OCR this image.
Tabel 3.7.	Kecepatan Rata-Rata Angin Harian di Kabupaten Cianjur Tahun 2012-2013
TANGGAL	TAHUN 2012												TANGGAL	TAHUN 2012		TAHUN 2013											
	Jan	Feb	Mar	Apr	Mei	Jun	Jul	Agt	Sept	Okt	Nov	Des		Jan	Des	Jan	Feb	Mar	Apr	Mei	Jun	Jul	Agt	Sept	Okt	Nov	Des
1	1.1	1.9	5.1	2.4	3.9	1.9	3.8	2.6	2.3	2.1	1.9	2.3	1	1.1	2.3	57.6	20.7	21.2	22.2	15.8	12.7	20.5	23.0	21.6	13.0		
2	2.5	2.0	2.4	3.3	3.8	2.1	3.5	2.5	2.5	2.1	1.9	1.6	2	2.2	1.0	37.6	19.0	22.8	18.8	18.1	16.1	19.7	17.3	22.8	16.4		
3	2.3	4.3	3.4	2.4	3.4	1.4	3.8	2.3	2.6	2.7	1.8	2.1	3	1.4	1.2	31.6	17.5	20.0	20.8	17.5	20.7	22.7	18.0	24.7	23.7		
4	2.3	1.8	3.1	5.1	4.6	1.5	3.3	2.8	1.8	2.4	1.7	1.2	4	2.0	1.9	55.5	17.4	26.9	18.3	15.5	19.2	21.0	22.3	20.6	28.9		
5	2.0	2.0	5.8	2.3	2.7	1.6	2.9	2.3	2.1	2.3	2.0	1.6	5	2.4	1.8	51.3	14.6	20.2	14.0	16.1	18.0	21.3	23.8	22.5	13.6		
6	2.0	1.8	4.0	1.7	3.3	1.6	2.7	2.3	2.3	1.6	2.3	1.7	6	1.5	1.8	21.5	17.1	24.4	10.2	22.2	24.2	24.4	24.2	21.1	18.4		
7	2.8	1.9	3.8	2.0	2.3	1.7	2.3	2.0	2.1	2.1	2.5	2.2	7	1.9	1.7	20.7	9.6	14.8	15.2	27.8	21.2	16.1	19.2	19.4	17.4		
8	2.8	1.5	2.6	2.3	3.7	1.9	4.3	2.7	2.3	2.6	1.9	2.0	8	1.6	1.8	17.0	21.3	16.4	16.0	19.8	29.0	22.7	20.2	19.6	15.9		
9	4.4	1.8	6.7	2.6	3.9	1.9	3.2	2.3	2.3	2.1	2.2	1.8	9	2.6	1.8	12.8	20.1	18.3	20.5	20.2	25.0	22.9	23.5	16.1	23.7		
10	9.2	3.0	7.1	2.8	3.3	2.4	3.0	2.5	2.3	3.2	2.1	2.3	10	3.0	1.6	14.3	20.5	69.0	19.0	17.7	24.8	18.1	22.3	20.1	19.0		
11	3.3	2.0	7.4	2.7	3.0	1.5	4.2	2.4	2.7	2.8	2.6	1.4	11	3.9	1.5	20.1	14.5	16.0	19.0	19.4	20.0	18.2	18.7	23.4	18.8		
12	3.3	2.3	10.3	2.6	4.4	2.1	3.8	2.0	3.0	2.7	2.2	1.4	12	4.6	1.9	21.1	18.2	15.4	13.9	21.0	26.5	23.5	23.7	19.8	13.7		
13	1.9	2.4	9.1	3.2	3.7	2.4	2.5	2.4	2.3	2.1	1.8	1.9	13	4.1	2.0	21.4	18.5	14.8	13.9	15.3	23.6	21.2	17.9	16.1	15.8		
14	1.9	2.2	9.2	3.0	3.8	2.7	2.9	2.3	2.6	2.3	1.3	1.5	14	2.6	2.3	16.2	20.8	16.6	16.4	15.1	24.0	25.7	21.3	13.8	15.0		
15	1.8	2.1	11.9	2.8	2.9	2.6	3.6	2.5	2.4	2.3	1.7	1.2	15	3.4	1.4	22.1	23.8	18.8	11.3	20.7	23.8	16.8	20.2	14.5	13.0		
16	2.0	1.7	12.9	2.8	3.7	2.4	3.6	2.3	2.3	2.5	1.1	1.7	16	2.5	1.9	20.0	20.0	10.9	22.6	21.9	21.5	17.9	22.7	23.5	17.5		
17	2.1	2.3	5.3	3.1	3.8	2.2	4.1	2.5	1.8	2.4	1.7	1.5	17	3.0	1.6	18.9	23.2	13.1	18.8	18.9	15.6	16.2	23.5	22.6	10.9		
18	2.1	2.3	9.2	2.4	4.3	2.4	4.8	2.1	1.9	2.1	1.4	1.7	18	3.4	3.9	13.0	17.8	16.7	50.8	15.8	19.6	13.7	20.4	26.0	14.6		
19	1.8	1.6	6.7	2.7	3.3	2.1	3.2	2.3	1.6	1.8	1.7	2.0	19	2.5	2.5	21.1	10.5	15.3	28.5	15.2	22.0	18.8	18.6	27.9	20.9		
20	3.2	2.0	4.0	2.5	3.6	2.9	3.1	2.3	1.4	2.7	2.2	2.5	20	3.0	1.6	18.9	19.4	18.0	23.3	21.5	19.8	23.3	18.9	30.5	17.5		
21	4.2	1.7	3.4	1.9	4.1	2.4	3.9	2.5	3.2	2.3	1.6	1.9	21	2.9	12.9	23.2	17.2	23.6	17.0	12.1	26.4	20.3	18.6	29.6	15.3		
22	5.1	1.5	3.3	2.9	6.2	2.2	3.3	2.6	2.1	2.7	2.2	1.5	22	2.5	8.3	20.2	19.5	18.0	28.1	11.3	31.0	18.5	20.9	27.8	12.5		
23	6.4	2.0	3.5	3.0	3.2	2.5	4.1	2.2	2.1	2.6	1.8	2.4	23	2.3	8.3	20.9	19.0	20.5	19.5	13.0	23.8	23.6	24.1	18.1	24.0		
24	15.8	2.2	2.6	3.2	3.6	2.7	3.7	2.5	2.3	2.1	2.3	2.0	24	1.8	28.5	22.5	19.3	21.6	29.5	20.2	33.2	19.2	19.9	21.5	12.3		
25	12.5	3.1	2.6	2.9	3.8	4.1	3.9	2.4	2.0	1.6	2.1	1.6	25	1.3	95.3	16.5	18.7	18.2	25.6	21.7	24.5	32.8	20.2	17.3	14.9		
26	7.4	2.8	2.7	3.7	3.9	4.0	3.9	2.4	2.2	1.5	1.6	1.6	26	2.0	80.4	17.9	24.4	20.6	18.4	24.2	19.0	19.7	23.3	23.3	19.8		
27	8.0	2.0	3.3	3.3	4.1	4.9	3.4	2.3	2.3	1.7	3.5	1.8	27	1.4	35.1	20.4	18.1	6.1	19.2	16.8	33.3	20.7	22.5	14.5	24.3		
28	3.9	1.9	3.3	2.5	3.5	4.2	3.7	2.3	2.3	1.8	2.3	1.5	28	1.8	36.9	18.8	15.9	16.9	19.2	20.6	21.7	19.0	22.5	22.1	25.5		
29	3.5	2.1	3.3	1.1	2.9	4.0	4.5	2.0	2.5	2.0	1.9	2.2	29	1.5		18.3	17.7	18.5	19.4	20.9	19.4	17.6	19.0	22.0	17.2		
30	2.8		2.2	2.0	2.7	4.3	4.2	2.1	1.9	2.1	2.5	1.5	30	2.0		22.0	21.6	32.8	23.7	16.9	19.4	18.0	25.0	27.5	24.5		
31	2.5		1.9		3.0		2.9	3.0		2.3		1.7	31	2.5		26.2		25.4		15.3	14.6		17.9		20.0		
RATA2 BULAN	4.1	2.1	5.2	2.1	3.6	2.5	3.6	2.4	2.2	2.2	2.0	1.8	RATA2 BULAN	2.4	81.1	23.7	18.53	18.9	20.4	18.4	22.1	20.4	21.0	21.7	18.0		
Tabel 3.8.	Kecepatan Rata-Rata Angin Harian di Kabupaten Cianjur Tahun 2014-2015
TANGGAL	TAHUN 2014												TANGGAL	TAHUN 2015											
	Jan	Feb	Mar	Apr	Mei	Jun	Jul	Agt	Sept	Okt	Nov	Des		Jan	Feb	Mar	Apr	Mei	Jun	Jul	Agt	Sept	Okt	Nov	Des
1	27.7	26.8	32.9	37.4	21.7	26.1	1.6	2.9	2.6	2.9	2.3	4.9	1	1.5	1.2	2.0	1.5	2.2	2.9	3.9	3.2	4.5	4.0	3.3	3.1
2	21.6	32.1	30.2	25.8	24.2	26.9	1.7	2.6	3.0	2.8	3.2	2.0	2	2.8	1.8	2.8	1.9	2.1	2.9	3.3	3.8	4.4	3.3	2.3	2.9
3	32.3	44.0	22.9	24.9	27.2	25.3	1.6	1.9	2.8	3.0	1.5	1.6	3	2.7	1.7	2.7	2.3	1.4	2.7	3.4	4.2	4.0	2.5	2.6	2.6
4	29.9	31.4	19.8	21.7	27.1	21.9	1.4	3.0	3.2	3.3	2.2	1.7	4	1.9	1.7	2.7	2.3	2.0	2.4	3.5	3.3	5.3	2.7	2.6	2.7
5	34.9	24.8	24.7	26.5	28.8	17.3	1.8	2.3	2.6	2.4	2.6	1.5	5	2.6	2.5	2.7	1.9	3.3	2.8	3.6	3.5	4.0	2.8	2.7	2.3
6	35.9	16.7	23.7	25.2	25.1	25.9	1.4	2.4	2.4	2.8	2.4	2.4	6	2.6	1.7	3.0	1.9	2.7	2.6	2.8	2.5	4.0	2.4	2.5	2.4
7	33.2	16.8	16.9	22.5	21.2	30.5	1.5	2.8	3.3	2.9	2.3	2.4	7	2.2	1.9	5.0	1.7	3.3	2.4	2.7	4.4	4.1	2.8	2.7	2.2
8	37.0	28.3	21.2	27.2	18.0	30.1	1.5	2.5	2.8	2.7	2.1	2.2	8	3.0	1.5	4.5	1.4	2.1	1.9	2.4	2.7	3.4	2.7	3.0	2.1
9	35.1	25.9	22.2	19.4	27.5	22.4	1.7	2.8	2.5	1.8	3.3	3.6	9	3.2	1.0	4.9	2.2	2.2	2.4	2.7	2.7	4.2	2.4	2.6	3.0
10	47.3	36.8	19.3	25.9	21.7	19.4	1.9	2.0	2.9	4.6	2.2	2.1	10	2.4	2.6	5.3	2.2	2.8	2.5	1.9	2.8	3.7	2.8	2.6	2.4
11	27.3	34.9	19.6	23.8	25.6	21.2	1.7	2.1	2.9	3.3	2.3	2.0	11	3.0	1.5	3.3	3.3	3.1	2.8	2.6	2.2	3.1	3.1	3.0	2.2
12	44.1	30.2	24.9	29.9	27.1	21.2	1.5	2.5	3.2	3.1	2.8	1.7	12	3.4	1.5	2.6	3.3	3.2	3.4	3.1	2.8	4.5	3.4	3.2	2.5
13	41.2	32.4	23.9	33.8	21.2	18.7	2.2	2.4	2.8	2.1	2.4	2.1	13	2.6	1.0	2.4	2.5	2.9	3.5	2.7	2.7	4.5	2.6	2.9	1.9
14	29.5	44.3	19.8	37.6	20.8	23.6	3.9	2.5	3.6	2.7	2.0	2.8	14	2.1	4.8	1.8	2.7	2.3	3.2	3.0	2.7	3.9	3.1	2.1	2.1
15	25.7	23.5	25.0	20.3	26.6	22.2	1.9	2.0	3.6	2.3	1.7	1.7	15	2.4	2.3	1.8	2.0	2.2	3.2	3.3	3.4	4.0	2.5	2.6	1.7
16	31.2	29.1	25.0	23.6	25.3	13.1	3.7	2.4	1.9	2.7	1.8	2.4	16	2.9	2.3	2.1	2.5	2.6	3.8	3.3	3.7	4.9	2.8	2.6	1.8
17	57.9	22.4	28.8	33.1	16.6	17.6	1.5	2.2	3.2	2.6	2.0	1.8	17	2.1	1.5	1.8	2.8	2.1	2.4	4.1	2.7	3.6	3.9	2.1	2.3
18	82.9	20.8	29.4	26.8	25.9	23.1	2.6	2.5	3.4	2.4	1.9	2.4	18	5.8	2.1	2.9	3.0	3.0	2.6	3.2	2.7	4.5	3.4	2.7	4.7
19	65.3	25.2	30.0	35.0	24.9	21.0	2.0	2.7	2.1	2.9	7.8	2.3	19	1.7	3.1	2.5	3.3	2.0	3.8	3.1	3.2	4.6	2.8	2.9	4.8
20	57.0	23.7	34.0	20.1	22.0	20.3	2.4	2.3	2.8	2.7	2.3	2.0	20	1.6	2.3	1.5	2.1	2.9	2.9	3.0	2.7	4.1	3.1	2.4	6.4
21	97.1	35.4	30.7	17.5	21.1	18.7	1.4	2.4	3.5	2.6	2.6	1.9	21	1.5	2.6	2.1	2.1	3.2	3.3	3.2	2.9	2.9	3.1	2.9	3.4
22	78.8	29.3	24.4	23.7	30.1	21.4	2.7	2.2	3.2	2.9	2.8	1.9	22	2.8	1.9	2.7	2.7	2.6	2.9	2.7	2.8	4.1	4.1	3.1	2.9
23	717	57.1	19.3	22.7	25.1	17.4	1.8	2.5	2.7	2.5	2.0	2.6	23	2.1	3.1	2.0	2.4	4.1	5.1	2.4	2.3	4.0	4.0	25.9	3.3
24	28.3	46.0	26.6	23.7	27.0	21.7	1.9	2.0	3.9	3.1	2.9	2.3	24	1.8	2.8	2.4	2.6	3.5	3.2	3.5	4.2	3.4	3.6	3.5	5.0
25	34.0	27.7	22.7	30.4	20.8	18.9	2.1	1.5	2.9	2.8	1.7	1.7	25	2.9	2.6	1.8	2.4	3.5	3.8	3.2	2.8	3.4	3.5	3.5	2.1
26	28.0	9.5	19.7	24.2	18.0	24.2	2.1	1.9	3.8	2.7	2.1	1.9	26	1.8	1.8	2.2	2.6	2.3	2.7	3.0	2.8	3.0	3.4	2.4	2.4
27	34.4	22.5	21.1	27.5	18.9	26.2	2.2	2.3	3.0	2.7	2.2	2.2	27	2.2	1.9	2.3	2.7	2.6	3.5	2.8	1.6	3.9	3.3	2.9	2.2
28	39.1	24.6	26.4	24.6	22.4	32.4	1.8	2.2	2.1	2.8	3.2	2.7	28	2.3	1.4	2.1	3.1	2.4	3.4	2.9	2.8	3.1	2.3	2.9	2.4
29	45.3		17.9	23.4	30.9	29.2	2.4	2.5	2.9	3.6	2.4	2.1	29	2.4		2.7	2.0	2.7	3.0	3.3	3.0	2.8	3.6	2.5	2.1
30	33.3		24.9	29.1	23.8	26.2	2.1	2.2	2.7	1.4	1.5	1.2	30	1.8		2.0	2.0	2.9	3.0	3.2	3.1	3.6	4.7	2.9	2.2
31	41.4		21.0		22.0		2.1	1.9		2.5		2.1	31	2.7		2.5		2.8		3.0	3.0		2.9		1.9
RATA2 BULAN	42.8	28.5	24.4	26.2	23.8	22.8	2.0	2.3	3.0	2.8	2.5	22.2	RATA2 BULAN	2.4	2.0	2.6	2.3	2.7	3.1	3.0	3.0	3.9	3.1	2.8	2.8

• • • • • • •

** Your objective **
List all lines in the material containing the string "Tabel".

** Solution **
Tabel 3.7.	Kecepatan Rata-Rata Angin Harian di Kabupaten Cianjur Tahun 2012-2013
Tabel 3.8.	Kecepatan Rata-Rata Angin Harian di Kabupaten Cianjur Tahun 2014-2015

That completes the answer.